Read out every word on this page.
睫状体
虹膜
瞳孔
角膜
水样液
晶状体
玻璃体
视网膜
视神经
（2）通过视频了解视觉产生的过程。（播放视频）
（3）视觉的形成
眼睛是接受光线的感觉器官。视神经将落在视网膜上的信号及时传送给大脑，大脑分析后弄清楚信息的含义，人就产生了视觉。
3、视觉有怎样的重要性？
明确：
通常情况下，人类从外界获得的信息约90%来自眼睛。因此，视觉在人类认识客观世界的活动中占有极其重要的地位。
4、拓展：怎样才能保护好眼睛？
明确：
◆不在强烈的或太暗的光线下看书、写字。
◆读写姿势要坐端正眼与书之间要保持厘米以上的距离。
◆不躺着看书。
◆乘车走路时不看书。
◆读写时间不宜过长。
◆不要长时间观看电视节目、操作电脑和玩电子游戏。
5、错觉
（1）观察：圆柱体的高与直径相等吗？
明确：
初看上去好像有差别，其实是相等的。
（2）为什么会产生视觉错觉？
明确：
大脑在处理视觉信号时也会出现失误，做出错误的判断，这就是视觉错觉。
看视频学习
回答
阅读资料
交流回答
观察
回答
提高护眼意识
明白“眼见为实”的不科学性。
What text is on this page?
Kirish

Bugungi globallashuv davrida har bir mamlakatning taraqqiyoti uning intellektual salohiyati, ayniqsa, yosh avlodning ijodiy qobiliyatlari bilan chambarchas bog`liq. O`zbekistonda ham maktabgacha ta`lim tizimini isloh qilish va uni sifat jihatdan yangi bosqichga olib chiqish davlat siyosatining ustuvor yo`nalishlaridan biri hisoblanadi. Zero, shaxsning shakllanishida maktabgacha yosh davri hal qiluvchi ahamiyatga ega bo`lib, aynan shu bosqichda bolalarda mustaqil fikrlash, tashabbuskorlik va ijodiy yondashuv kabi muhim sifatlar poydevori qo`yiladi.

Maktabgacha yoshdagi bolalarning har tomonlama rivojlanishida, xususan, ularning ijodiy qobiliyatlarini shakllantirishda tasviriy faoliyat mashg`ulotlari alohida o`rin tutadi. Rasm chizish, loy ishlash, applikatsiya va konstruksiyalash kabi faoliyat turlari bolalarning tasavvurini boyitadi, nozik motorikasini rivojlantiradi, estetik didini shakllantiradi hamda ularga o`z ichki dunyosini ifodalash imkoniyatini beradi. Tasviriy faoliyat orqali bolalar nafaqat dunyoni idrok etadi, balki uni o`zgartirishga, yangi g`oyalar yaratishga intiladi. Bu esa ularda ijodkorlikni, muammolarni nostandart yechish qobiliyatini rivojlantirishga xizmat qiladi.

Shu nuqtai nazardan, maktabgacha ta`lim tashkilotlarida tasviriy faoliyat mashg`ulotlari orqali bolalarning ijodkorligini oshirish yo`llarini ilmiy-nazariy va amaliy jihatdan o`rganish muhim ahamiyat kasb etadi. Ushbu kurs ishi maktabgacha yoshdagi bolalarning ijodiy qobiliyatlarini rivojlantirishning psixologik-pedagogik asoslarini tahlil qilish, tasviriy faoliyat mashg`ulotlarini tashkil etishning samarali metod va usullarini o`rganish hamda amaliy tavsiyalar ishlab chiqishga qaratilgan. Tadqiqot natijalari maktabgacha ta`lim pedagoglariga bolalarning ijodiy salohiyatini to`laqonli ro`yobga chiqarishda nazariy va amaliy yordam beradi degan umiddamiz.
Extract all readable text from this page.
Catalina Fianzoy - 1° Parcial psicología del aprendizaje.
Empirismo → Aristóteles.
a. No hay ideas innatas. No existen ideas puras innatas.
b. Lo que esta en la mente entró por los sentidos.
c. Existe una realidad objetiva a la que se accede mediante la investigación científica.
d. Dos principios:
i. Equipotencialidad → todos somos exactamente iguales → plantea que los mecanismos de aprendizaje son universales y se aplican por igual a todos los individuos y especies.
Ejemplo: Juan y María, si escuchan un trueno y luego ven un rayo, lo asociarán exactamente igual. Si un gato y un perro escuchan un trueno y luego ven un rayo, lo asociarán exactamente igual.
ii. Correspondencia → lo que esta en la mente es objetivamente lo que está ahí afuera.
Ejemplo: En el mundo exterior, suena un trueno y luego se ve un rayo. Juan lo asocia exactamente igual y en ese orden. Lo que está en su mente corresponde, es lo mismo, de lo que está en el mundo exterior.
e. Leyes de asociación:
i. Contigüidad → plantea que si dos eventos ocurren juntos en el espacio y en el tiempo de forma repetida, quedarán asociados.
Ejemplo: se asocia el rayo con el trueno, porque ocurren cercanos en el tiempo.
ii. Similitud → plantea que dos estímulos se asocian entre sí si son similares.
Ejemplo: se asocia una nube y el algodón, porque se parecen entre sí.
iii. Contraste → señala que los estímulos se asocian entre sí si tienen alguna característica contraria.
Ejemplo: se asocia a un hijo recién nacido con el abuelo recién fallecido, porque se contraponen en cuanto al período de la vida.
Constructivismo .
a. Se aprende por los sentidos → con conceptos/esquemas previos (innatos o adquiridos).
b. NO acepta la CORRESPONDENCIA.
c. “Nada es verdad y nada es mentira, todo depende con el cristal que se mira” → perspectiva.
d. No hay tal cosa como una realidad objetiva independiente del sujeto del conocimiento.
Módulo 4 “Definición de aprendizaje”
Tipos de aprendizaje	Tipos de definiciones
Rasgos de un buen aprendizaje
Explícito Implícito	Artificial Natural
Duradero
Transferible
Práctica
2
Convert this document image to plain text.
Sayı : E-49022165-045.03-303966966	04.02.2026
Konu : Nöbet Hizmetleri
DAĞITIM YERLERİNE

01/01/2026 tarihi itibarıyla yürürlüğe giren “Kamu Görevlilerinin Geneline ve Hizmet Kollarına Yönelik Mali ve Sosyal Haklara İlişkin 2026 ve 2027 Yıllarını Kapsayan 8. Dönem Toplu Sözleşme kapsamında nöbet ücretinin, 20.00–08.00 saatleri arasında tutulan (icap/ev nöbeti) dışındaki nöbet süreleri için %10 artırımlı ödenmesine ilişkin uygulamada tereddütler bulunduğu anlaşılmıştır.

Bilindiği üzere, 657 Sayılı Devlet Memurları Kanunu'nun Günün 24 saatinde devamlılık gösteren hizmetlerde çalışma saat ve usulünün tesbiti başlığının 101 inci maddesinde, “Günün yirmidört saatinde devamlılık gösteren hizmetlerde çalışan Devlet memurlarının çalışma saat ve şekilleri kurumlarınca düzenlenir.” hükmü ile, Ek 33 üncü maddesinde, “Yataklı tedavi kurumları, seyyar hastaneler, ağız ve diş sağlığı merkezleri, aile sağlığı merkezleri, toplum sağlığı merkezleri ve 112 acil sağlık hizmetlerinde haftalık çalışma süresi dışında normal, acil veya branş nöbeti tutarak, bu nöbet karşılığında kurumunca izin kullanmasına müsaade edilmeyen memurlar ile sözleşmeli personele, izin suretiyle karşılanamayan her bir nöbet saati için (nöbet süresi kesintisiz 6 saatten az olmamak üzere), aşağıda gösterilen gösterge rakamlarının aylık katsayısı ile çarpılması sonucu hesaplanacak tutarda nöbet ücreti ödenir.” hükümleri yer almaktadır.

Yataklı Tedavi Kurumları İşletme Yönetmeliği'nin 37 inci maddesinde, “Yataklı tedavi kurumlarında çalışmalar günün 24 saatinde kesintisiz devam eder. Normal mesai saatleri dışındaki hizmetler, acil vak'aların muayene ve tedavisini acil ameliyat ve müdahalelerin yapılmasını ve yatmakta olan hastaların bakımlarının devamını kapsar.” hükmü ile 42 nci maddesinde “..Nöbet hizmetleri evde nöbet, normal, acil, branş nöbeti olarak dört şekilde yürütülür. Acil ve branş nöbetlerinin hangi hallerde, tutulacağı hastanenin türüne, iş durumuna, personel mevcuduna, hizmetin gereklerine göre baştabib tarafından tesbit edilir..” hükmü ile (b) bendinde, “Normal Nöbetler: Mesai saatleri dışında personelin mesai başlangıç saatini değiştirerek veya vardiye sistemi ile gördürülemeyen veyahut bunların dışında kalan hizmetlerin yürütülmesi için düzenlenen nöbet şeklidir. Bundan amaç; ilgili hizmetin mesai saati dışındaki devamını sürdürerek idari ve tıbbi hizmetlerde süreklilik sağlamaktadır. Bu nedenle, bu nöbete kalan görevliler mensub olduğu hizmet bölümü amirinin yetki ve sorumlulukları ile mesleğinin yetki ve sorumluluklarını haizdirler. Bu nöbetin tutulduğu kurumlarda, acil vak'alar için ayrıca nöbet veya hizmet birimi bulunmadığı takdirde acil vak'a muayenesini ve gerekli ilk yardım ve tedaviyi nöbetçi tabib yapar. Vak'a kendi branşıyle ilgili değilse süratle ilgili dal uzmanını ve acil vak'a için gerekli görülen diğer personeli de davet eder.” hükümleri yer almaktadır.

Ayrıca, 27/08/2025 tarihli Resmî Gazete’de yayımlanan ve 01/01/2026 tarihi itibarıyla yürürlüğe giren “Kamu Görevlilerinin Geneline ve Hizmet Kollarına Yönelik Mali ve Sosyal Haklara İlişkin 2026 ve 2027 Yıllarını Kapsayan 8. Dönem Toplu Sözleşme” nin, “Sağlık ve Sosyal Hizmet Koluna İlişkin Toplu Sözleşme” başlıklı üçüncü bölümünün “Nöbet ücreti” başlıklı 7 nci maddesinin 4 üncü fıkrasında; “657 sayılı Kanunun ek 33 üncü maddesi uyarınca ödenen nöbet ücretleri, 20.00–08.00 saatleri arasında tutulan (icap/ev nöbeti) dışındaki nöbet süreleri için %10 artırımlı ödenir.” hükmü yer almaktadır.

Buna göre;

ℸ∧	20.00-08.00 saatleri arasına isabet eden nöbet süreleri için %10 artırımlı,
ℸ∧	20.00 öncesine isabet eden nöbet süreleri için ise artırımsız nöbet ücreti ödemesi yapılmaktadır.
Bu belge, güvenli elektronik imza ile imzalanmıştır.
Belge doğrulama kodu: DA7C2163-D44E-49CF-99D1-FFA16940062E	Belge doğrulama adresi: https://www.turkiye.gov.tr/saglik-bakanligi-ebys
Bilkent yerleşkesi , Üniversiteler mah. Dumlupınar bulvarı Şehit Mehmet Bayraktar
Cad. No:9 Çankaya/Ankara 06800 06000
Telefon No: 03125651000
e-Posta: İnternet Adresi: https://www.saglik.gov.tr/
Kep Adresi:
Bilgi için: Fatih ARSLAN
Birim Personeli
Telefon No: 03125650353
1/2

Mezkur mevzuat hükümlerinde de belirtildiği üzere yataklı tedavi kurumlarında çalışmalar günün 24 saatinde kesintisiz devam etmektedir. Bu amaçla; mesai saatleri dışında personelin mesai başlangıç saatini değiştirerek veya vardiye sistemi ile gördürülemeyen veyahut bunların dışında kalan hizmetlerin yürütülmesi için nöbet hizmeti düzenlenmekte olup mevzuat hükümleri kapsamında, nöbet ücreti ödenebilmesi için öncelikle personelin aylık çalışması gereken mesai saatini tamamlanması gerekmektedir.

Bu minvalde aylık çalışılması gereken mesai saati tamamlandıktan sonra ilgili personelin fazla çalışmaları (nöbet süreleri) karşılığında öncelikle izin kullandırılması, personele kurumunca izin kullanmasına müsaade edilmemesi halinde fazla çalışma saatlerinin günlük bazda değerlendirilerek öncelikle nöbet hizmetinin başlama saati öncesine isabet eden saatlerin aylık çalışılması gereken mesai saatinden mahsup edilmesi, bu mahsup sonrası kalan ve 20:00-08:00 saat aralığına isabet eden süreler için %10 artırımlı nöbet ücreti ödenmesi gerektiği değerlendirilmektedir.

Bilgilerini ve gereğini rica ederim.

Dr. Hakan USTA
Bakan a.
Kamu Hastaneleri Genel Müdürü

——

## GOAL
In the entries above, identify every line with the word "está". Copy those lines.

## ANSWER TO THIS EXERCISE
ii. Correspondencia → lo que esta en la mente es objetivamente lo que está ahí afuera.
Ejemplo: En el mundo exterior, suena un trueno y luego se ve un rayo. Juan lo asocia exactamente igual y en ese orden. Lo que está en su mente corresponde, es lo mismo, de lo que está en el mundo exterior.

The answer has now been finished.